* SHORT EXERCISE:
Please output every line of the entries below as a numbered list, omitting any blank lines.

:::::

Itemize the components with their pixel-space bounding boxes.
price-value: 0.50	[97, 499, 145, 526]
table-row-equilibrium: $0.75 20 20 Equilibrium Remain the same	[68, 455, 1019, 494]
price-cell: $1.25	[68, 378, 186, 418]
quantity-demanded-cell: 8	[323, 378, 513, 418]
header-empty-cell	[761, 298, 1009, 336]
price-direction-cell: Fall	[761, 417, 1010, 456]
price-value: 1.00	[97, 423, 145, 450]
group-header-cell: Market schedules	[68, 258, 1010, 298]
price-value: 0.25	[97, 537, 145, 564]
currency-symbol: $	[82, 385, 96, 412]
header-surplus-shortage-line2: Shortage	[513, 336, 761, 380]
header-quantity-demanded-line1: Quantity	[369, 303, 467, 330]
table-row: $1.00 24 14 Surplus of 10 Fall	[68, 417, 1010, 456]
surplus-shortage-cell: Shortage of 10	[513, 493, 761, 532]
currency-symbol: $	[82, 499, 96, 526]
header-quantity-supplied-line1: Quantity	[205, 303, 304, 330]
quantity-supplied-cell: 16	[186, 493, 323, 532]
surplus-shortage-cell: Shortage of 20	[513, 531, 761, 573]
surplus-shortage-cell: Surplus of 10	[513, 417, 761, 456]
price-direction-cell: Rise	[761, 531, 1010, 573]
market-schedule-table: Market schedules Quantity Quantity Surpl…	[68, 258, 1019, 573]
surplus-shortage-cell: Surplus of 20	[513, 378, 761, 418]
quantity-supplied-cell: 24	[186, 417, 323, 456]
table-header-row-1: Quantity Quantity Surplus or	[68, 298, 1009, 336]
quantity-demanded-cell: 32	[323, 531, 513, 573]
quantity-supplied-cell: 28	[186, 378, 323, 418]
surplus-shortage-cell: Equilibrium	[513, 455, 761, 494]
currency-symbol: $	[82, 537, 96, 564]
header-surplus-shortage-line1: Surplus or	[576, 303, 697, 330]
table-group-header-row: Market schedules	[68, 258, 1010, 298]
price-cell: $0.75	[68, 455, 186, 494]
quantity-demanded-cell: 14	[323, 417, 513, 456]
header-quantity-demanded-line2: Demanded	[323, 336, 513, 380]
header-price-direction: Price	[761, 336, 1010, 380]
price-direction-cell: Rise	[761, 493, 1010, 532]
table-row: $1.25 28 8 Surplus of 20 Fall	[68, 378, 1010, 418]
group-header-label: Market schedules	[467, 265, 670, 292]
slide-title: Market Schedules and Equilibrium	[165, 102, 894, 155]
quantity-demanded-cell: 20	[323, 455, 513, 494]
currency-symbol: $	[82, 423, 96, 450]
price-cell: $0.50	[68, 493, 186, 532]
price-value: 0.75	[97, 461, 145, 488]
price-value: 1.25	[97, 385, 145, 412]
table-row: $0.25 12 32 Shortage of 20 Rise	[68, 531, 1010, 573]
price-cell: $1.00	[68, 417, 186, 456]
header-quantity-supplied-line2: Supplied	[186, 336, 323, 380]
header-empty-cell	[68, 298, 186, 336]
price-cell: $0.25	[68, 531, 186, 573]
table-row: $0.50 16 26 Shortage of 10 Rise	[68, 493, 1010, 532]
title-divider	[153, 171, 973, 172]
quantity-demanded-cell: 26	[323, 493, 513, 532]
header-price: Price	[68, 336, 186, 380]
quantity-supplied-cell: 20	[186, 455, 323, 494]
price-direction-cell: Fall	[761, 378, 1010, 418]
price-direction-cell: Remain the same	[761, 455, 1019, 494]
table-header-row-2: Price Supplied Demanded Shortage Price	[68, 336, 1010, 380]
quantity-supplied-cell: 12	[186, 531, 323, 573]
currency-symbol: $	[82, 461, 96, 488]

:::::

* TASK SOLUTION:
1. Itemize the components with their pixel-space bounding boxes.
2. price-value: 0.50	[97, 499, 145, 526]
3. table-row-equilibrium: $0.75 20 20 Equilibrium Remain the same	[68, 455, 1019, 494]
4. price-cell: $1.25	[68, 378, 186, 418]
5. quantity-demanded-cell: 8	[323, 378, 513, 418]
6. header-empty-cell	[761, 298, 1009, 336]
7. price-direction-cell: Fall	[761, 417, 1010, 456]
8. price-value: 1.00	[97, 423, 145, 450]
9. group-header-cell: Market schedules	[68, 258, 1010, 298]
10. price-value: 0.25	[97, 537, 145, 564]
11. currency-symbol: $	[82, 385, 96, 412]
12. header-surplus-shortage-line2: Shortage	[513, 336, 761, 380]
13. header-quantity-demanded-line1: Quantity	[369, 303, 467, 330]
14. table-row: $1.00 24 14 Surplus of 10 Fall	[68, 417, 1010, 456]
15. surplus-shortage-cell: Shortage of 10	[513, 493, 761, 532]
16. currency-symbol: $	[82, 499, 96, 526]
17. header-quantity-supplied-line1: Quantity	[205, 303, 304, 330]
18. quantity-supplied-cell: 16	[186, 493, 323, 532]
19. surplus-shortage-cell: Shortage of 20	[513, 531, 761, 573]
20. surplus-shortage-cell: Surplus of 10	[513, 417, 761, 456]
21. price-direction-cell: Rise	[761, 531, 1010, 573]
22. market-schedule-table: Market schedules Quantity Quantity Surpl…	[68, 258, 1019, 573]
23. surplus-shortage-cell: Surplus of 20	[513, 378, 761, 418]
24. quantity-supplied-cell: 24	[186, 417, 323, 456]
25. table-header-row-1: Quantity Quantity Surplus or	[68, 298, 1009, 336]
26. quantity-demanded-cell: 32	[323, 531, 513, 573]
27. quantity-supplied-cell: 28	[186, 378, 323, 418]
28. surplus-shortage-cell: Equilibrium	[513, 455, 761, 494]
29. currency-symbol: $	[82, 537, 96, 564]
30. header-surplus-shortage-line1: Surplus or	[576, 303, 697, 330]
31. table-group-header-row: Market schedules	[68, 258, 1010, 298]
32. price-cell: $0.75	[68, 455, 186, 494]
33. quantity-demanded-cell: 14	[323, 417, 513, 456]
34. header-quantity-demanded-line2: Demanded	[323, 336, 513, 380]
35. header-price-direction: Price	[761, 336, 1010, 380]
36. price-direction-cell: Rise	[761, 493, 1010, 532]
37. table-row: $1.25 28 8 Surplus of 20 Fall	[68, 378, 1010, 418]
38. group-header-label: Market schedules	[467, 265, 670, 292]
39. slide-title: Market Schedules and Equilibrium	[165, 102, 894, 155]
40. quantity-demanded-cell: 20	[323, 455, 513, 494]
41. currency-symbol: $	[82, 423, 96, 450]
42. price-cell: $0.50	[68, 493, 186, 532]
43. price-value: 0.75	[97, 461, 145, 488]
44. price-value: 1.25	[97, 385, 145, 412]
45. table-row: $0.25 12 32 Shortage of 20 Rise	[68, 531, 1010, 573]
46. price-cell: $1.00	[68, 417, 186, 456]
47. header-quantity-supplied-line2: Supplied	[186, 336, 323, 380]
48. header-empty-cell	[68, 298, 186, 336]
49. price-cell: $0.25	[68, 531, 186, 573]
50. table-row: $0.50 16 26 Shortage of 10 Rise	[68, 493, 1010, 532]
51. title-divider	[153, 171, 973, 172]
52. quantity-demanded-cell: 26	[323, 493, 513, 532]
53. header-price: Price	[68, 336, 186, 380]
54. quantity-supplied-cell: 20	[186, 455, 323, 494]
55. price-direction-cell: Fall	[761, 378, 1010, 418]
56. price-direction-cell: Remain the same	[761, 455, 1019, 494]
57. table-header-row-2: Price Supplied Demanded Shortage Price	[68, 336, 1010, 380]
58. quantity-supplied-cell: 12	[186, 531, 323, 573]
59. currency-symbol: $	[82, 461, 96, 488]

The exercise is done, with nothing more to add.